Chart and figure data
::::::

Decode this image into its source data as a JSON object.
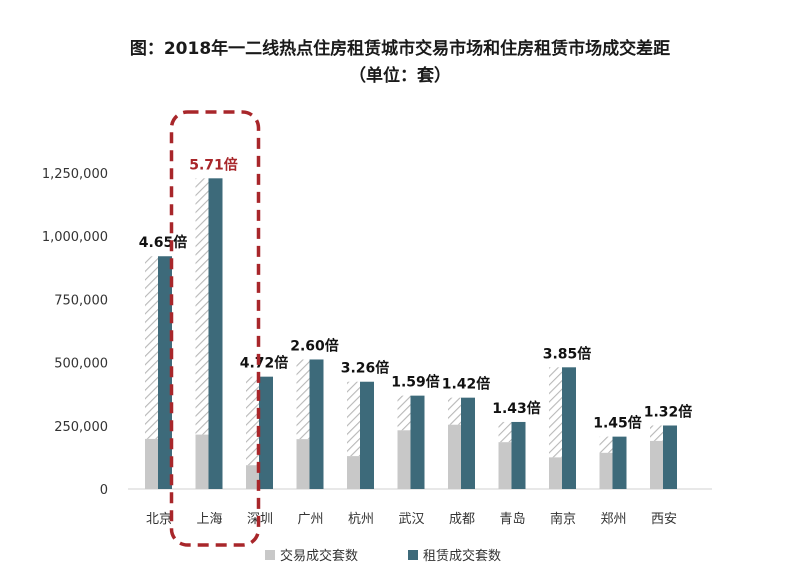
{
  "chart_data": {
    "type": "bar",
    "title": "图：2018年一二线热点住房租赁城市交易市场和住房租赁市场成交差距",
    "subtitle": "（单位：套）",
    "categories": [
      "北京",
      "上海",
      "深圳",
      "广州",
      "杭州",
      "武汉",
      "成都",
      "青岛",
      "南京",
      "郑州",
      "西安"
    ],
    "series": [
      {
        "name": "交易成交套数",
        "color": "#c8c8c8",
        "values": [
          198000,
          215000,
          94000,
          197000,
          130000,
          232000,
          254000,
          185000,
          125000,
          143000,
          190000
        ]
      },
      {
        "name": "租赁成交套数",
        "color": "#3d6a7a",
        "values": [
          920000,
          1228000,
          444000,
          512000,
          424000,
          369000,
          361000,
          265000,
          481000,
          207000,
          251000
        ]
      }
    ],
    "ratio_labels": [
      "4.65倍",
      "5.71倍",
      "4.72倍",
      "2.60倍",
      "3.26倍",
      "1.59倍",
      "1.42倍",
      "1.43倍",
      "3.85倍",
      "1.45倍",
      "1.32倍"
    ],
    "highlight_category": "上海",
    "highlight_color": "#a8262a",
    "y_ticks": [
      "0",
      "250,000",
      "500,000",
      "750,000",
      "1,000,000",
      "1,250,000"
    ],
    "ylim": [
      0,
      1300000
    ],
    "grid": false,
    "legend_position": "bottom"
  }
}
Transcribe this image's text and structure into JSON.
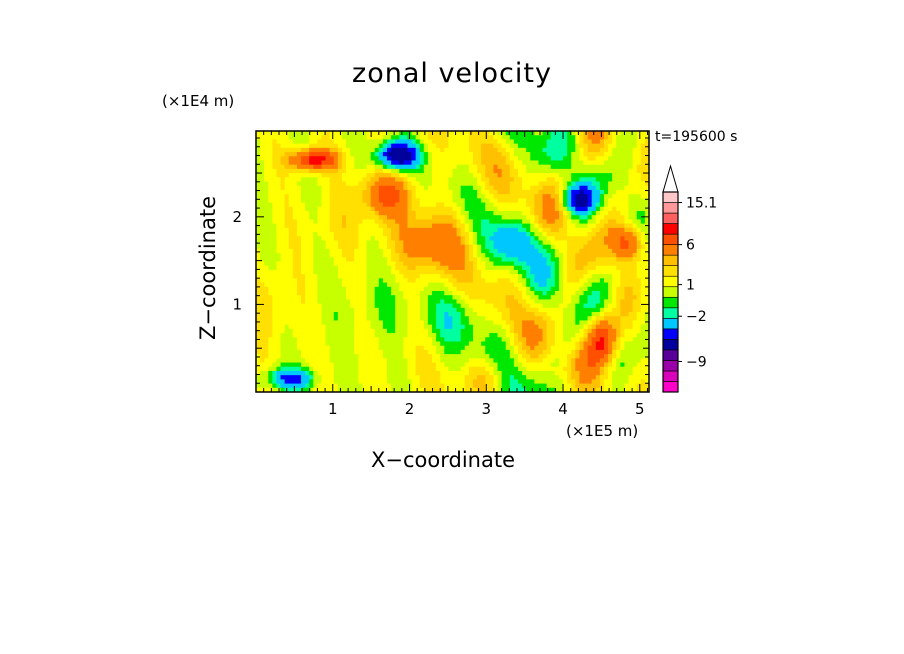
{
  "chart_data": {
    "type": "heatmap",
    "title": "zonal velocity",
    "xlabel": "X−coordinate",
    "ylabel": "Z−coordinate",
    "x_unit": "(×1E5 m)",
    "z_unit": "(×1E4 m)",
    "time_label": "t=195600 s",
    "xlim": [
      0,
      5.12
    ],
    "ylim": [
      0,
      2.98
    ],
    "x_ticks": [
      1,
      2,
      3,
      4,
      5
    ],
    "y_ticks": [
      1,
      2
    ],
    "x_tick_labels": [
      "1",
      "2",
      "3",
      "4",
      "5"
    ],
    "y_tick_labels": [
      "1",
      "2"
    ],
    "colorbar": {
      "colors": [
        "#ff00c8",
        "#d800b8",
        "#9a00a8",
        "#5a009a",
        "#00009c",
        "#0000ff",
        "#00c8ff",
        "#00ffa0",
        "#00e800",
        "#c8ff00",
        "#ffff00",
        "#ffe000",
        "#ffc000",
        "#ff8000",
        "#ff5000",
        "#ff0000",
        "#ff6060",
        "#ff9898",
        "#ffc8c8",
        "#ffffff"
      ],
      "labels": [
        {
          "text": "15.1",
          "level": 15.1
        },
        {
          "text": "6",
          "level": 6
        },
        {
          "text": "1",
          "level": 1
        },
        {
          "text": "−2",
          "level": -2
        },
        {
          "text": "−9",
          "level": -9
        }
      ],
      "extend": "max"
    },
    "features": [
      {
        "x": 0.75,
        "z": 2.65,
        "sx": 0.3,
        "sz": 0.12,
        "v": 8
      },
      {
        "x": 1.85,
        "z": 2.7,
        "sx": 0.25,
        "sz": 0.15,
        "v": -10
      },
      {
        "x": 1.7,
        "z": 2.25,
        "sx": 0.35,
        "sz": 0.25,
        "v": 5
      },
      {
        "x": 2.3,
        "z": 1.7,
        "sx": 0.45,
        "sz": 0.35,
        "v": 4
      },
      {
        "x": 3.35,
        "z": 1.7,
        "sx": 0.28,
        "sz": 0.25,
        "v": -4
      },
      {
        "x": 1.55,
        "z": 0.9,
        "sx": 0.55,
        "sz": 0.4,
        "v": -1
      },
      {
        "x": 1.1,
        "z": 1.9,
        "sx": 0.45,
        "sz": 0.3,
        "v": 1
      },
      {
        "x": 2.6,
        "z": 0.85,
        "sx": 0.3,
        "sz": 0.3,
        "v": -2
      },
      {
        "x": 4.2,
        "z": 2.2,
        "sx": 0.2,
        "sz": 0.15,
        "v": -7
      },
      {
        "x": 4.85,
        "z": 1.7,
        "sx": 0.2,
        "sz": 0.2,
        "v": 6
      },
      {
        "x": 0.2,
        "z": 1.0,
        "sx": 0.25,
        "sz": 0.4,
        "v": 1.5
      },
      {
        "x": 0.45,
        "z": 0.15,
        "sx": 0.3,
        "sz": 0.12,
        "v": -6
      },
      {
        "x": 3.0,
        "z": 0.2,
        "sx": 0.25,
        "sz": 0.2,
        "v": 2
      },
      {
        "x": 4.5,
        "z": 0.6,
        "sx": 0.2,
        "sz": 0.3,
        "v": 7
      }
    ]
  }
}
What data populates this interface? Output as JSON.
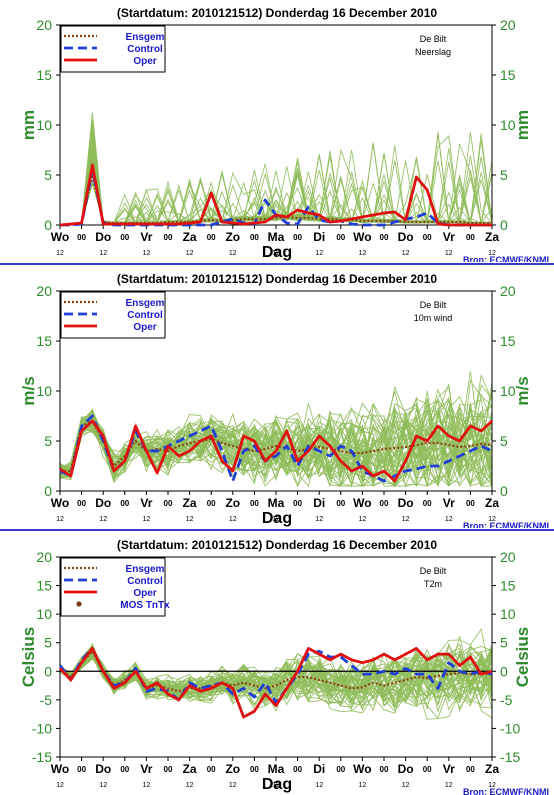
{
  "colors": {
    "ensemble": "#8fbc5a",
    "ensgem": "#8b4513",
    "control": "#1f3fd6",
    "oper": "#e01010",
    "mos": "#7a3b1a",
    "axis_text": "#000000",
    "green_text": "#2e8b2e",
    "blue_text": "#1a1acc",
    "divider": "#3a3acc"
  },
  "source_label": "Bron: ECMWF/KNMI",
  "x_axis": {
    "label": "Dag",
    "day_labels": [
      "Wo",
      "Do",
      "Vr",
      "Za",
      "Zo",
      "Ma",
      "Di",
      "Wo",
      "Do",
      "Vr",
      "Za"
    ],
    "hour_label": "12",
    "hour_label_alt": "00"
  },
  "chart_data": [
    {
      "type": "line",
      "title": "(Startdatum: 2010121512)   Donderdag 16 December  2010",
      "station": "De Bilt",
      "variable": "Neerslag",
      "ylabel": "mm",
      "ylim": [
        0,
        20
      ],
      "yticks": [
        0,
        5,
        10,
        15,
        20
      ],
      "x_days": [
        0,
        10
      ],
      "legend": [
        "Ensgem",
        "Control",
        "Oper"
      ],
      "ensgem": [
        0.0,
        0.0,
        0.2,
        5.0,
        0.3,
        0.2,
        0.2,
        0.2,
        0.2,
        0.2,
        0.3,
        0.3,
        0.3,
        0.4,
        0.5,
        0.4,
        0.5,
        0.6,
        0.6,
        0.6,
        0.7,
        0.8,
        0.7,
        0.7,
        0.6,
        0.6,
        0.5,
        0.5,
        0.4,
        0.4,
        0.4,
        0.4,
        0.3,
        0.3,
        0.3,
        0.3,
        0.3,
        0.3,
        0.2,
        0.2,
        0.2
      ],
      "control": [
        0.0,
        0.0,
        0.1,
        5.5,
        0.2,
        0.0,
        0.0,
        0.0,
        0.0,
        0.0,
        0.0,
        0.0,
        0.0,
        0.0,
        0.0,
        0.3,
        0.6,
        0.2,
        0.1,
        2.5,
        1.0,
        0.2,
        0.1,
        1.8,
        0.5,
        0.3,
        0.4,
        0.1,
        0.0,
        0.0,
        0.0,
        0.3,
        0.6,
        0.8,
        1.2,
        0.2,
        0.0,
        0.0,
        0.0,
        0.0,
        0.0
      ],
      "oper": [
        0.0,
        0.1,
        0.2,
        6.0,
        0.1,
        0.1,
        0.1,
        0.1,
        0.1,
        0.1,
        0.1,
        0.1,
        0.2,
        0.3,
        3.2,
        0.3,
        0.2,
        0.1,
        0.2,
        0.3,
        1.0,
        0.8,
        1.5,
        1.2,
        1.0,
        0.3,
        0.4,
        0.6,
        0.8,
        1.0,
        1.2,
        1.3,
        0.5,
        4.8,
        3.5,
        0.1,
        0.0,
        0.0,
        0.0,
        0.0,
        0.0
      ]
    },
    {
      "type": "line",
      "title": "(Startdatum: 2010121512)   Donderdag 16 December  2010",
      "station": "De Bilt",
      "variable": "10m wind",
      "ylabel": "m/s",
      "ylim": [
        0,
        20
      ],
      "yticks": [
        0,
        5,
        10,
        15,
        20
      ],
      "x_days": [
        0,
        10
      ],
      "legend": [
        "Ensgem",
        "Control",
        "Oper"
      ],
      "ensgem": [
        2.0,
        2.0,
        6.5,
        7.0,
        5.0,
        2.5,
        3.5,
        5.0,
        4.0,
        4.2,
        4.0,
        4.5,
        4.8,
        5.0,
        5.2,
        4.8,
        4.5,
        4.2,
        4.0,
        4.2,
        4.5,
        4.3,
        4.0,
        4.2,
        4.4,
        4.2,
        4.0,
        3.8,
        3.8,
        4.0,
        4.2,
        4.3,
        4.4,
        4.6,
        4.8,
        4.8,
        4.6,
        4.4,
        4.5,
        4.7,
        4.6
      ],
      "control": [
        2.0,
        1.5,
        6.5,
        7.5,
        5.0,
        2.0,
        3.0,
        6.0,
        4.0,
        4.0,
        4.5,
        5.0,
        5.5,
        6.0,
        6.5,
        4.0,
        1.0,
        4.0,
        4.5,
        3.0,
        3.5,
        4.5,
        2.5,
        4.5,
        4.0,
        3.5,
        4.5,
        4.0,
        2.0,
        1.5,
        1.0,
        1.5,
        2.0,
        2.2,
        2.5,
        2.5,
        3.0,
        3.5,
        4.0,
        4.5,
        4.0
      ],
      "oper": [
        2.2,
        1.5,
        6.0,
        7.0,
        5.5,
        2.0,
        3.0,
        6.5,
        4.0,
        1.8,
        4.5,
        3.5,
        4.0,
        5.0,
        5.5,
        3.0,
        2.0,
        5.5,
        5.0,
        3.0,
        4.0,
        6.0,
        3.0,
        4.0,
        5.5,
        4.5,
        3.0,
        2.0,
        2.5,
        1.5,
        2.0,
        1.0,
        3.0,
        5.5,
        5.0,
        6.5,
        5.5,
        5.0,
        6.5,
        6.0,
        7.0
      ]
    },
    {
      "type": "line",
      "title": "(Startdatum: 2010121512)   Donderdag 16 December  2010",
      "station": "De Bilt",
      "variable": "T2m",
      "ylabel": "Celsius",
      "ylim": [
        -15,
        20
      ],
      "yticks": [
        -15,
        -10,
        -5,
        0,
        5,
        10,
        15,
        20
      ],
      "x_days": [
        0,
        10
      ],
      "legend": [
        "Ensgem",
        "Control",
        "Oper",
        "MOS TnTx"
      ],
      "ensgem": [
        0.5,
        -1.0,
        1.5,
        3.5,
        0.0,
        -2.5,
        -1.5,
        0.0,
        -3.0,
        -2.5,
        -3.0,
        -3.5,
        -3.0,
        -3.0,
        -2.5,
        -2.0,
        -2.5,
        -2.0,
        -2.5,
        -3.0,
        -2.5,
        -1.5,
        -1.0,
        -1.0,
        -1.5,
        -2.0,
        -2.5,
        -3.0,
        -2.8,
        -2.0,
        -2.5,
        -2.0,
        -1.5,
        -1.0,
        -1.2,
        -0.8,
        -0.5,
        -0.3,
        -0.5,
        -0.5,
        -0.3
      ],
      "control": [
        1.0,
        -1.5,
        2.0,
        4.0,
        0.0,
        -2.5,
        -2.0,
        0.5,
        -3.5,
        -3.0,
        -3.5,
        -5.0,
        -2.0,
        -3.0,
        -2.5,
        -2.0,
        -4.0,
        -3.0,
        -4.5,
        -2.0,
        -5.5,
        -3.0,
        -0.5,
        3.0,
        3.5,
        2.5,
        2.5,
        1.0,
        -0.5,
        -0.5,
        0.0,
        -0.5,
        0.5,
        -0.5,
        -0.5,
        -3.0,
        1.5,
        0.0,
        -0.5,
        0.0,
        -0.5
      ],
      "oper": [
        0.5,
        -1.5,
        1.5,
        4.0,
        0.0,
        -3.0,
        -2.0,
        0.0,
        -3.0,
        -2.0,
        -4.0,
        -5.0,
        -2.5,
        -3.5,
        -3.0,
        -2.0,
        -3.0,
        -8.0,
        -7.0,
        -4.0,
        -6.0,
        -3.0,
        0.0,
        4.0,
        3.0,
        2.0,
        3.0,
        2.0,
        1.5,
        2.0,
        3.0,
        2.0,
        3.0,
        4.0,
        2.0,
        3.0,
        3.0,
        1.0,
        2.5,
        -0.5,
        0.0
      ]
    }
  ]
}
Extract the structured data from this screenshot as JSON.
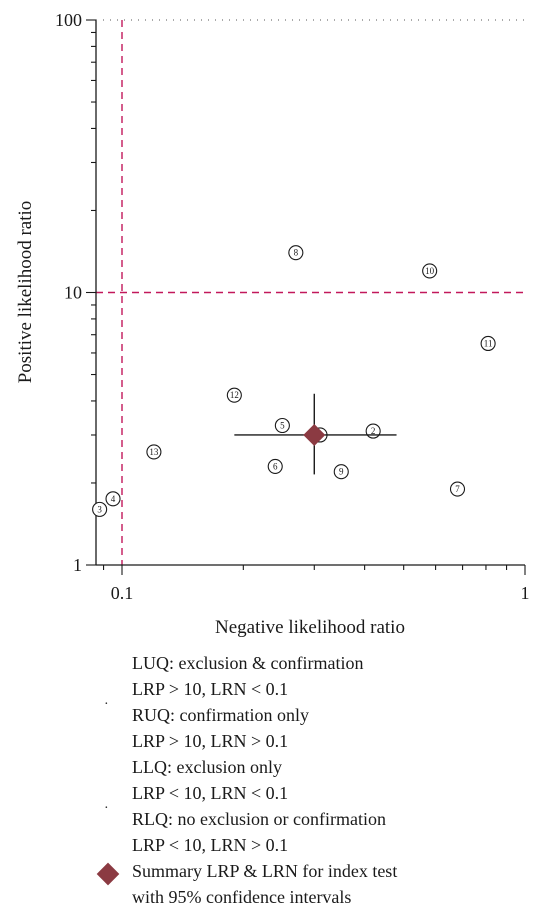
{
  "chart_data": {
    "type": "scatter",
    "xlabel": "Negative likelihood ratio",
    "ylabel": "Positive likelihood ratio",
    "xscale": "log",
    "yscale": "log",
    "xlim": [
      0.085,
      1
    ],
    "ylim": [
      1,
      100
    ],
    "x_ticks": [
      {
        "value": 0.1,
        "label": "0.1"
      },
      {
        "value": 1,
        "label": "1"
      }
    ],
    "y_ticks": [
      {
        "value": 1,
        "label": "1"
      },
      {
        "value": 10,
        "label": "10"
      },
      {
        "value": 100,
        "label": "100"
      }
    ],
    "thresholds": {
      "x": 0.1,
      "y": 10,
      "color": "#c2185b"
    },
    "studies": [
      {
        "id": "1",
        "x": 0.31,
        "y": 3.0
      },
      {
        "id": "2",
        "x": 0.42,
        "y": 3.1
      },
      {
        "id": "3",
        "x": 0.088,
        "y": 1.6
      },
      {
        "id": "4",
        "x": 0.095,
        "y": 1.75
      },
      {
        "id": "5",
        "x": 0.25,
        "y": 3.25
      },
      {
        "id": "6",
        "x": 0.24,
        "y": 2.3
      },
      {
        "id": "7",
        "x": 0.68,
        "y": 1.9
      },
      {
        "id": "8",
        "x": 0.27,
        "y": 14.0
      },
      {
        "id": "9",
        "x": 0.35,
        "y": 2.2
      },
      {
        "id": "10",
        "x": 0.58,
        "y": 12.0
      },
      {
        "id": "11",
        "x": 0.81,
        "y": 6.5
      },
      {
        "id": "12",
        "x": 0.19,
        "y": 4.2
      },
      {
        "id": "13",
        "x": 0.12,
        "y": 2.6
      }
    ],
    "summary": {
      "x": 0.3,
      "y": 3.0,
      "x_ci": [
        0.19,
        0.48
      ],
      "y_ci": [
        2.15,
        4.25
      ],
      "color": "#8b3a42"
    }
  },
  "legend": {
    "quadrants": [
      {
        "line1": "LUQ: exclusion & confirmation",
        "line2": "LRP > 10, LRN < 0.1"
      },
      {
        "line1": "RUQ: confirmation only",
        "line2": "LRP > 10, LRN > 0.1"
      },
      {
        "line1": "LLQ: exclusion only",
        "line2": "LRP < 10, LRN < 0.1"
      },
      {
        "line1": "RLQ: no exclusion or confirmation",
        "line2": "LRP < 10, LRN > 0.1"
      }
    ],
    "bullet": "·",
    "summary_line1": "Summary LRP & LRN for index test",
    "summary_line2": "with 95% confidence intervals"
  }
}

::::::

Take every line from the records above that has the word "image" and copy it.

- EXPECTED ANSWER
Decode this image into its source data as a JSON object.
Transcribe this image's text and structure into JSON.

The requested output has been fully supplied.